> _Records supplied_:
====================

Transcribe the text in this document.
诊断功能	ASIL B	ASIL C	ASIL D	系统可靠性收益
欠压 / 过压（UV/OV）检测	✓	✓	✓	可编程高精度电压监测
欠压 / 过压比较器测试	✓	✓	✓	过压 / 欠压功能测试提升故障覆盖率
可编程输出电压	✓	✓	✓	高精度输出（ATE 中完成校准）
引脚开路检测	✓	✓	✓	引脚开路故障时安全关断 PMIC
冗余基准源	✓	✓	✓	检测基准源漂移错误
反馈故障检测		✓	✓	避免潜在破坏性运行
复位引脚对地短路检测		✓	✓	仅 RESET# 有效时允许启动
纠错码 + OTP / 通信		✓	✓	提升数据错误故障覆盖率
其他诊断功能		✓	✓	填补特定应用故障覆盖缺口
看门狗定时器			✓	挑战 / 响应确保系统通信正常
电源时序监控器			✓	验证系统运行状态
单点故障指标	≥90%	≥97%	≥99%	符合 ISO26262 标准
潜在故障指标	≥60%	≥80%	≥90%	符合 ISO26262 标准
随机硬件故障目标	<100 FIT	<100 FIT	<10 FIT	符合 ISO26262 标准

====================

> _Given task_:
Using the entries above, please restate each one word for word.

> _Problem solution_:
Transcribe the text in this document.
诊断功能	ASIL B	ASIL C	ASIL D	系统可靠性收益
欠压 / 过压（UV/OV）检测	✓	✓	✓	可编程高精度电压监测
欠压 / 过压比较器测试	✓	✓	✓	过压 / 欠压功能测试提升故障覆盖率
可编程输出电压	✓	✓	✓	高精度输出（ATE 中完成校准）
引脚开路检测	✓	✓	✓	引脚开路故障时安全关断 PMIC
冗余基准源	✓	✓	✓	检测基准源漂移错误
反馈故障检测		✓	✓	避免潜在破坏性运行
复位引脚对地短路检测		✓	✓	仅 RESET# 有效时允许启动
纠错码 + OTP / 通信		✓	✓	提升数据错误故障覆盖率
其他诊断功能		✓	✓	填补特定应用故障覆盖缺口
看门狗定时器			✓	挑战 / 响应确保系统通信正常
电源时序监控器			✓	验证系统运行状态
单点故障指标	≥90%	≥97%	≥99%	符合 ISO26262 标准
潜在故障指标	≥60%	≥80%	≥90%	符合 ISO26262 标准
随机硬件故障目标	<100 FIT	<100 FIT	<10 FIT	符合 ISO26262 标准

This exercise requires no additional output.